For people that travel a lot, flying and taking public transportation isn’t a big deal. I do neither that often so the ease of getting from the transit hub to the hotel was important to me. New York has such a dominant public transit compared to basically every other US city that getting around it is pretty easy once you figure out a few basic things. So definitely if conferences are new to you and you’re anxious, try to find one in New York. We took Amtrak up from Charlottesville, took about 6 hours, very easy ride. If you’re taking Amtrak, definitely spring for the business class. It’s like $50 per trip, but you get extra leg room plus a complimentary beverage from the travel car. Amtrak boasts about providing Wifi, but for most of the trip it was absolute garbage so I wouldn’t count on it; plan to work offline.

On Amtrak when you get to Penn Station, it’s a bit overwhelming. We ended up not going the correct, easy route to the subway and ended up leaving the stattion, walking, a few blocks, then reentering the subway. It was raining and that was a lot of steps while carrying a giant duffel bag so make sure you read the signage or ask someone for help. Once we got into the subway, we (wife and I) bought 7-day unlimited metro passes for $31 each. That’s definitely the way to go. A lot of the subway stations have an Information booth so definitely ask that person for guidance on which train to get on for your destination. We did that the first time, which was a help because we wanted to take the E train, but it wasn’t running that day (Saturday) so the Information person helped us out. The more useful thing to know: Google Maps will give you Subway routes. And for most of the trip, that’s how we did it. We would type where we wanted to go into Google on our phones (which includes restaurants or other landmarks), then choose the Subway option and it will show you which trains to take, how many stops, connections, how long it will take, etc. That was our goto and it worked great. Other guides say this and it’s true: you get the hang of swiping your metro card and going through the turnstile. Watch other people do it if you need to, but if you’re nervous, swipe the card, make sure it reads “Go”, then push through the turnstile. Don’t be in too big of a hurry but after a few times, you’ll get the rhythm.

_ _ _ _ _

- _Written request 1_
According to the New York transit text, how much did each 7-day unlimited metro pass cost?
- _Written request 2_
Output the part of the New York transit text starting at "For people that" and ending at "to work offline.".
- _Written request 3_
Pick up the text about getting around New York by train and subway from its last sentence and keep writing.
The items play no part in any of this.

_ _ _ _ _

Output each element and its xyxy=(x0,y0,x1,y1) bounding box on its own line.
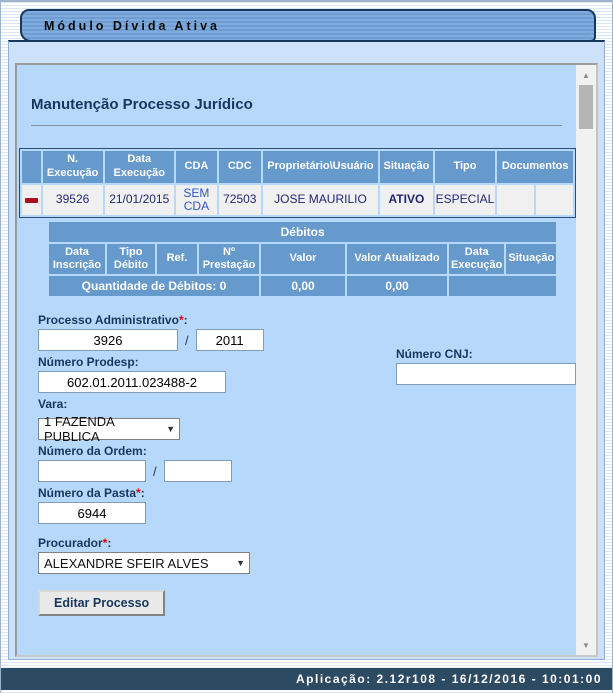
dropdown-arrow-icon: ▼ xyxy=(166,424,175,434)
debitos-valor-total: 0,00 xyxy=(261,276,345,296)
procurador-label: Procurador*: xyxy=(38,536,576,550)
column-header-situacao: Situação xyxy=(380,151,432,183)
separator-slash: / xyxy=(153,464,157,479)
cell-cdc: 72503 xyxy=(219,185,261,215)
numero-prodesp-input[interactable] xyxy=(38,371,226,393)
processo-administrativo-ano-input[interactable] xyxy=(196,329,264,351)
processo-administrativo-label: Processo Administrativo*: xyxy=(38,313,576,327)
debitos-title-row: Débitos xyxy=(49,222,556,242)
debitos-footer-row: Quantidade de Débitos: 0 0,00 0,00 xyxy=(49,276,556,296)
module-header-tab: Módulo Dívida Ativa xyxy=(20,9,596,42)
status-text: Aplicação: 2.12r108 - 16/12/2016 - 10:01… xyxy=(296,672,602,686)
row-action-cell xyxy=(22,185,41,215)
deb-header-ref: Ref. xyxy=(157,244,197,274)
deb-header-tipo-debito: Tipo Débito xyxy=(107,244,155,274)
cell-tipo: ESPECIAL xyxy=(435,185,496,215)
column-header-data-execucao: Data Execução xyxy=(105,151,174,183)
numero-ordem-ano-input[interactable] xyxy=(164,460,232,482)
cell-situacao: ATIVO xyxy=(380,185,432,215)
numero-cnj-input[interactable] xyxy=(396,363,576,385)
procurador-selected-value: ALEXANDRE SFEIR ALVES xyxy=(44,556,209,571)
debitos-title: Débitos xyxy=(49,222,556,242)
vertical-scrollbar[interactable]: ▲ ▼ xyxy=(576,65,596,655)
procurador-select[interactable]: ALEXANDRE SFEIR ALVES ▼ xyxy=(38,552,250,574)
vara-selected-value: 1 FAZENDA PUBLICA xyxy=(44,414,158,444)
deb-header-n-prestacao: Nº Prestação xyxy=(199,244,259,274)
numero-cnj-label: Número CNJ: xyxy=(396,347,576,361)
column-header-icon xyxy=(22,151,41,183)
content-area: Manutenção Processo Jurídico N. Execução… xyxy=(15,63,598,657)
status-bar: Aplicação: 2.12r108 - 16/12/2016 - 10:01… xyxy=(1,667,612,690)
deb-header-data-execucao: Data Execução xyxy=(449,244,504,274)
debitos-footer-empty xyxy=(449,276,556,296)
debitos-header-row: Data Inscrição Tipo Débito Ref. Nº Prest… xyxy=(49,244,556,274)
process-table-header-row: N. Execução Data Execução CDA CDC Propri… xyxy=(22,151,573,183)
cell-cda: SEM CDA xyxy=(176,185,217,215)
numero-ordem-numero-input[interactable] xyxy=(38,460,146,482)
cell-documento-1 xyxy=(497,185,534,215)
deb-header-valor-atualizado: Valor Atualizado xyxy=(347,244,447,274)
scrollbar-down-arrow-icon[interactable]: ▼ xyxy=(576,637,596,653)
column-header-cda: CDA xyxy=(176,151,217,183)
deb-header-situacao: Situação xyxy=(506,244,556,274)
cell-data-execucao: 21/01/2015 xyxy=(105,185,174,215)
column-header-n-execucao: N. Execução xyxy=(43,151,103,183)
module-panel: Manutenção Processo Jurídico N. Execução… xyxy=(8,40,605,660)
table-row: 39526 21/01/2015 SEM CDA 72503 JOSE MAUR… xyxy=(22,185,573,215)
editar-processo-button[interactable]: Editar Processo xyxy=(38,590,165,616)
deb-header-valor: Valor xyxy=(261,244,345,274)
cell-documento-2 xyxy=(536,185,573,215)
vara-select[interactable]: 1 FAZENDA PUBLICA ▼ xyxy=(38,418,180,440)
column-header-tipo: Tipo xyxy=(435,151,496,183)
column-header-proprietario: Proprietário\Usuário xyxy=(263,151,379,183)
process-form: Processo Administrativo*: / Número Prode… xyxy=(38,313,576,616)
cell-proprietario: JOSE MAURILIO xyxy=(263,185,379,215)
column-header-cdc: CDC xyxy=(219,151,261,183)
cell-n-execucao: 39526 xyxy=(43,185,103,215)
process-table: N. Execução Data Execução CDA CDC Propri… xyxy=(19,148,576,218)
sem-cda-link[interactable]: SEM CDA xyxy=(181,187,211,213)
deb-header-data-inscricao: Data Inscrição xyxy=(49,244,105,274)
page-title: Manutenção Processo Jurídico xyxy=(31,96,576,113)
debitos-valor-atualizado-total: 0,00 xyxy=(347,276,447,296)
numero-ordem-label: Número da Ordem: xyxy=(38,444,576,458)
module-title: Módulo Dívida Ativa xyxy=(44,19,220,33)
dropdown-arrow-icon: ▼ xyxy=(236,558,245,568)
numero-pasta-label: Número da Pasta*: xyxy=(38,486,576,500)
scrollbar-thumb[interactable] xyxy=(579,85,593,129)
scroll-area: Manutenção Processo Jurídico N. Execução… xyxy=(17,65,576,655)
numero-cnj-block: Número CNJ: xyxy=(396,343,576,385)
vara-label: Vara: xyxy=(38,397,576,411)
debitos-table: Débitos Data Inscrição Tipo Débito Ref. … xyxy=(47,220,558,298)
processo-administrativo-numero-input[interactable] xyxy=(38,329,178,351)
numero-pasta-input[interactable] xyxy=(38,502,146,524)
debitos-count: Quantidade de Débitos: 0 xyxy=(49,276,259,296)
column-header-documentos: Documentos xyxy=(497,151,573,183)
separator-slash: / xyxy=(185,333,189,348)
title-divider xyxy=(31,125,562,126)
scrollbar-up-arrow-icon[interactable]: ▲ xyxy=(576,67,596,83)
remove-icon[interactable] xyxy=(25,198,38,203)
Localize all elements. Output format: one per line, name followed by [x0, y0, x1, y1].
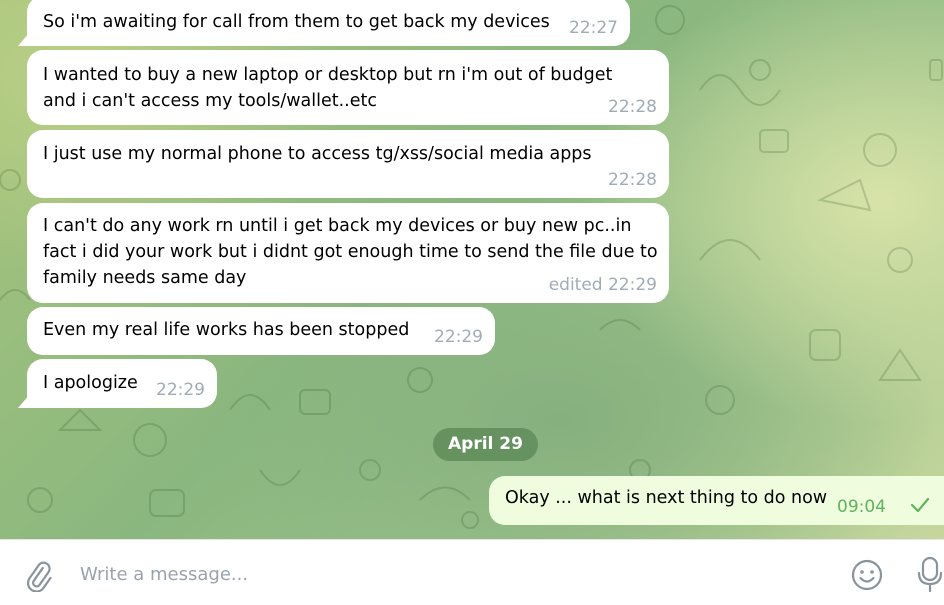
message-text: Even my real life works has been stopped [43, 320, 410, 340]
message-text: I wanted to buy a new laptop or desktop … [43, 65, 613, 111]
outgoing-message-bubble[interactable]: Okay ... what is next thing to do now 09… [489, 476, 944, 525]
message-time: 22:29 [156, 380, 205, 400]
message-time: 09:04 [837, 497, 886, 517]
message-bubble[interactable]: So i'm awaiting for call from them to ge… [27, 0, 630, 46]
message-bubble[interactable]: I just use my normal phone to access tg/… [27, 130, 669, 198]
message-composer [0, 539, 944, 605]
message-bubble[interactable]: I can't do any work rn until i get back … [27, 203, 669, 303]
message-time: 22:28 [608, 97, 657, 117]
message-bubble[interactable]: I apologize 22:29 [27, 359, 217, 408]
attach-icon[interactable] [22, 560, 54, 592]
check-icon [910, 497, 930, 513]
message-text: I just use my normal phone to access tg/… [43, 144, 592, 164]
message-text: So i'm awaiting for call from them to ge… [43, 12, 550, 32]
message-time: 22:29 [434, 327, 483, 347]
message-time: edited 22:29 [548, 275, 657, 295]
chat-background: So i'm awaiting for call from them to ge… [0, 0, 944, 539]
message-time: 22:28 [608, 170, 657, 190]
emoji-icon[interactable] [850, 558, 884, 592]
microphone-icon[interactable] [916, 556, 944, 594]
message-time: 22:27 [569, 18, 618, 38]
message-input[interactable] [78, 558, 822, 590]
message-bubble[interactable]: I wanted to buy a new laptop or desktop … [27, 50, 669, 125]
message-text: Okay ... what is next thing to do now [505, 488, 828, 508]
message-bubble[interactable]: Even my real life works has been stopped… [27, 307, 495, 355]
date-separator: April 29 [433, 428, 538, 461]
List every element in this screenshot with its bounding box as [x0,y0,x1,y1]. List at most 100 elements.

_ _ _ _ _

- _Output 1_
Each pass cost $31.

- _Output 2_
For people that travel a lot, flying and taking public transportation isn’t a big deal. I do neither that often so the ease of getting from the transit hub to the hotel was important to me. New York has such a dominant public transit compared to basically every other US city that getting around it is pretty easy once you figure out a few basic things. So definitely if conferences are new to you and you’re anxious, try to find one in New York. We took Amtrak up from Charlottesville, took about 6 hours, very easy ride. If you’re taking Amtrak, definitely spring for the business class. It’s like $50 per trip, but you get extra leg room plus a complimentary beverage from the travel car. Amtrak boasts about providing Wifi, but for most of the trip it was absolute garbage so I wouldn’t count on it; plan to work offline.

- _Output 3_
Here’s what my wife and I had packed: backpack (I wore), two carryable bags (my wife), one large duffel bag with wheels (I carried). We debated small rolling suitcases or one large rolling suitcase, but chose the duffel bag we had. For us, that worked great for a couple reasons. One, in the subway you have to lift it over the turnstile. That’s easier with a duffel bag (designed to be carried) vs. a suitcase. With 2 people, it’s pretty easy to send someone through the turnstile, hand them the bags, then second person swipes through. That would be possible with larger suitcases too but lifting them can be more difficult. That said, I carried the duffel bag through myself and it was okay. If you’re concerned, cabs are always an option (or Uber), but we did’nt avail ourselves of either.

Okay, Talk About The Conference A Bit

I received an email from O’Reilly with information regarding check-in to the conference. The most important factor is the check-in hours, which O’Reilly helpfully put into the email. Also O’Reilly had a conference mobile app I downloaded and it was very useful (more on that later). At least at this conference, in-person check-in was necessary only to get your badge. Here, the badges had RFID so it could tell what sessions you attended. I’m sure that’s standard practice now. I was surprised O’Reilly didn’t give out more swag on check-in.

O’Reilly split up the conference into a few parts. The conference was 2 days, Tuesday and Wednesday. Before that, if you paid more, you could do a 2-day hands on training Sunday and Monday or 1 day tutorials (1 AM, 1 PM) on Monday. I opted for the 1 day tutorial.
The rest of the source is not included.